Task to complete: Please update the stretch of the records from the line containing "category-label: Tissus lymphatiques" through the line containing "category-label: Sein [322, 31, 354, 48]", replacing "gridlines" with "grid lines" and leaving everything else unchanged. Return only those lines.

Data shown:
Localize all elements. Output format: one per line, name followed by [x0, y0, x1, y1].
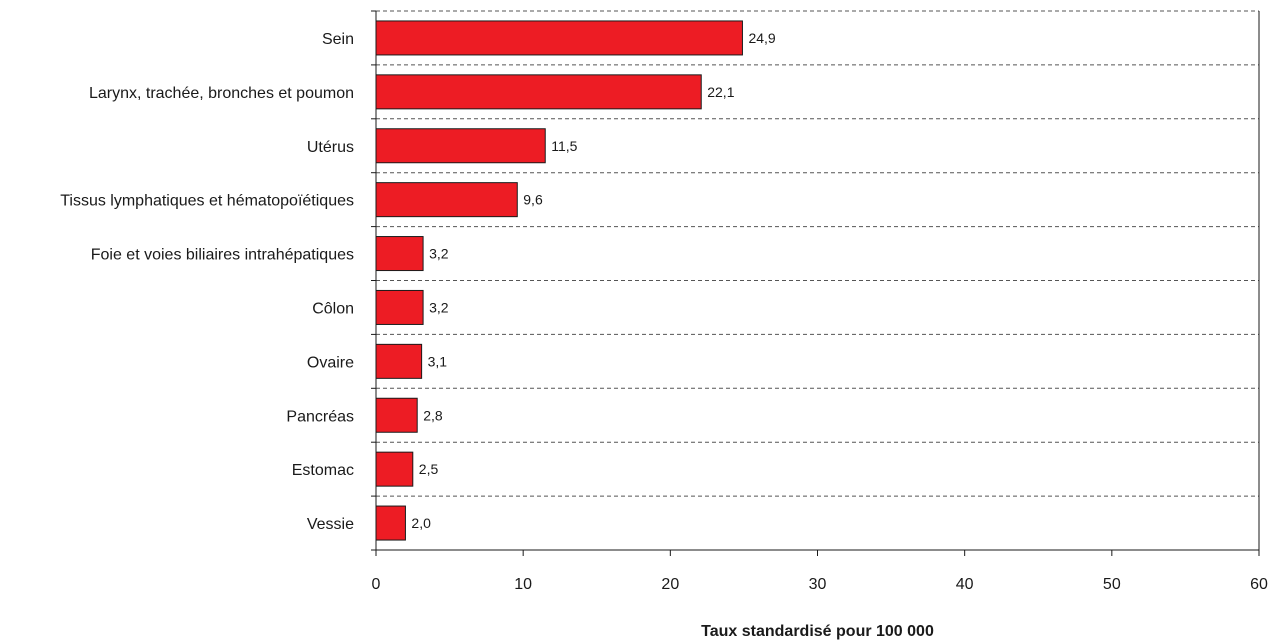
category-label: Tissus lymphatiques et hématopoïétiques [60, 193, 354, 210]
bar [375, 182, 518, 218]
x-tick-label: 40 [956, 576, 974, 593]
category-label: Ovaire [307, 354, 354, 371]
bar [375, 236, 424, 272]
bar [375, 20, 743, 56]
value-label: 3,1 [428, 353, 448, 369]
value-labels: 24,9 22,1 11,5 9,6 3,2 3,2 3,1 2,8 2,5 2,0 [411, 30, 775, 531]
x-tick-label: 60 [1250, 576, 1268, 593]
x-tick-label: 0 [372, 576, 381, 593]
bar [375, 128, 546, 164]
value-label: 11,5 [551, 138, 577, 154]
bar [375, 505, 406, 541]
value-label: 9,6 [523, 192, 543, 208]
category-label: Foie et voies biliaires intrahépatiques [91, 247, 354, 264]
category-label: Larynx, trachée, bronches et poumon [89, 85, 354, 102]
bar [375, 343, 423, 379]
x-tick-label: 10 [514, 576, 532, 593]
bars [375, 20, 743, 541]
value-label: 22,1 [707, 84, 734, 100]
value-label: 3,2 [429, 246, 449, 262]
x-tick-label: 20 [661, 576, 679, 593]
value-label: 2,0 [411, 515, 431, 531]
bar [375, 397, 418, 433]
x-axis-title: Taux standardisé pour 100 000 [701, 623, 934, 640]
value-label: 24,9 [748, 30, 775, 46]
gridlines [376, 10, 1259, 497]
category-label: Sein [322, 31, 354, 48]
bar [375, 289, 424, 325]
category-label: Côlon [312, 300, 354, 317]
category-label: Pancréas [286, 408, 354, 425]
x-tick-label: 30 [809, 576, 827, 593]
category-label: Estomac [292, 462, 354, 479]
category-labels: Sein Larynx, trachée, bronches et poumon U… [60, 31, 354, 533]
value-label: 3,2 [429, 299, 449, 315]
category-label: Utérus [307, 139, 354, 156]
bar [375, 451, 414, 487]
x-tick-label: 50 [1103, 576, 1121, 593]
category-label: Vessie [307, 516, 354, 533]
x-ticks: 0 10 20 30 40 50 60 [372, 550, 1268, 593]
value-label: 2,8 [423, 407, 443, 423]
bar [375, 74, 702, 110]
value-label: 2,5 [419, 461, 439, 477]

In response:
category-label: Tissus lymphatiques et hématopoïétiques [60, 193, 354, 210]
bar [375, 182, 518, 218]
x-tick-label: 40 [956, 576, 974, 593]
category-label: Ovaire [307, 354, 354, 371]
bar [375, 236, 424, 272]
bar [375, 20, 743, 56]
value-label: 3,1 [428, 353, 448, 369]
value-labels: 24,9 22,1 11,5 9,6 3,2 3,2 3,1 2,8 2,5 2,0 [411, 30, 775, 531]
x-tick-label: 60 [1250, 576, 1268, 593]
x-tick-label: 0 [372, 576, 381, 593]
bar [375, 128, 546, 164]
value-label: 11,5 [551, 138, 577, 154]
bar [375, 505, 406, 541]
value-label: 9,6 [523, 192, 543, 208]
category-label: Foie et voies biliaires intrahépatiques [91, 247, 354, 264]
category-label: Larynx, trachée, bronches et poumon [89, 85, 354, 102]
bar [375, 343, 423, 379]
x-tick-label: 10 [514, 576, 532, 593]
bars [375, 20, 743, 541]
value-label: 22,1 [707, 84, 734, 100]
value-label: 3,2 [429, 246, 449, 262]
x-tick-label: 20 [661, 576, 679, 593]
value-label: 2,0 [411, 515, 431, 531]
bar [375, 397, 418, 433]
x-axis-title: Taux standardisé pour 100 000 [701, 623, 934, 640]
value-label: 24,9 [748, 30, 775, 46]
grid lines [376, 10, 1259, 497]
category-label: Sein [322, 31, 354, 48]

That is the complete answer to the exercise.